Given instruction
Report the count of lines holding "单项选择题" in the records, with no other words.

(Records from a dataset)
+-------+
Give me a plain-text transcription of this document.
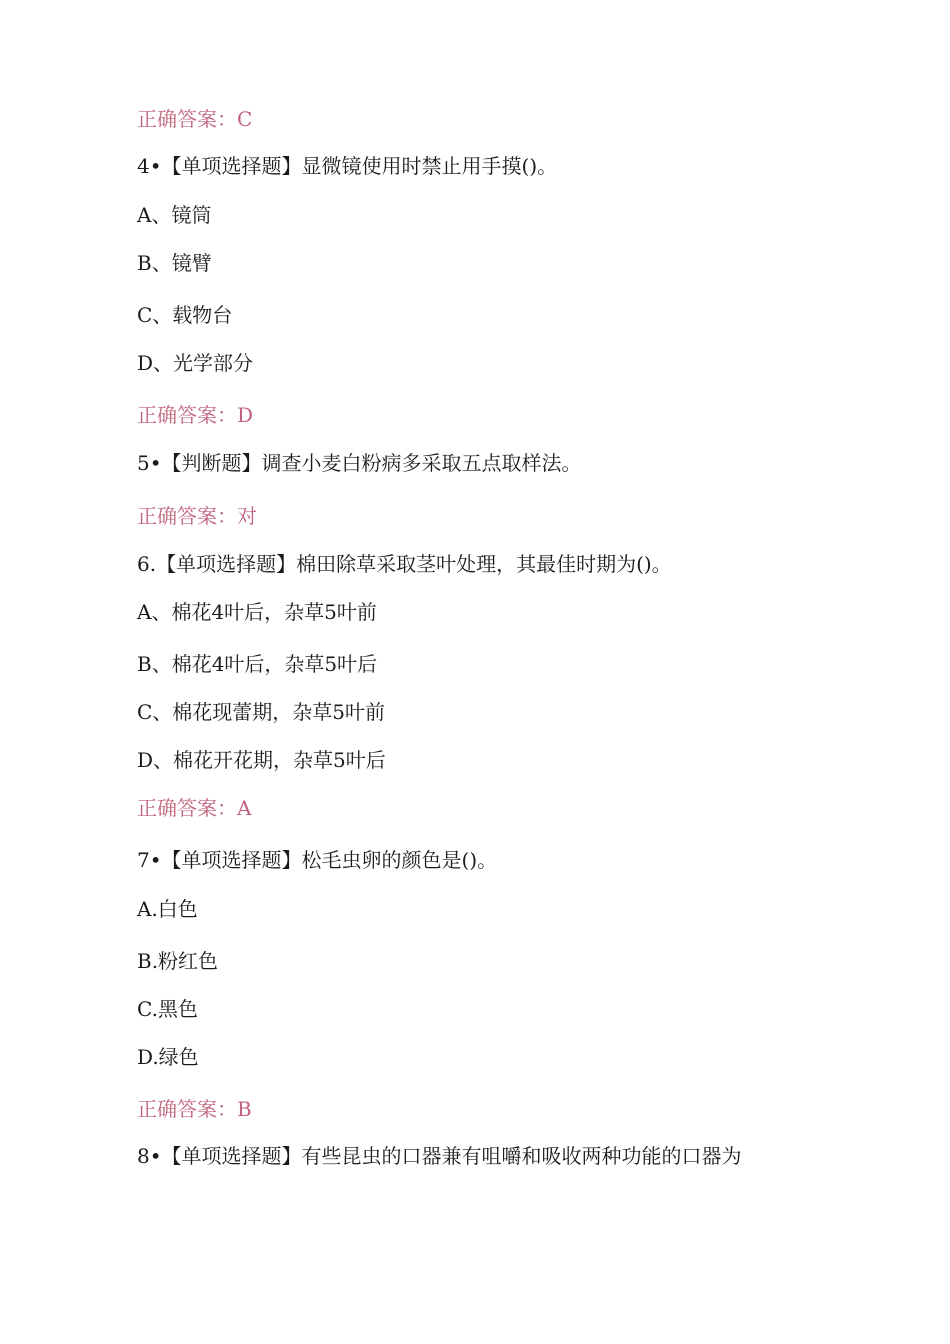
正确答案：C
4•【单项选择题】显微镜使用时禁止用手摸()。
A、镜筒
B、镜臂
C、载物台
D、光学部分
正确答案：D
5•【判断题】调查小麦白粉病多采取五点取样法。
正确答案：对
6.【单项选择题】棉田除草采取茎叶处理，其最佳时期为()。
A、棉花4叶后，杂草5叶前
B、棉花4叶后，杂草5叶后
C、棉花现蕾期，杂草5叶前
D、棉花开花期，杂草5叶后
正确答案：A
7•【单项选择题】松毛虫卵的颜色是()。
A.白色
B.粉红色
C.黑色
D.绿色
正确答案：B
8•【单项选择题】有些昆虫的口器兼有咀嚼和吸收两种功能的口器为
+-------+
Written solution
4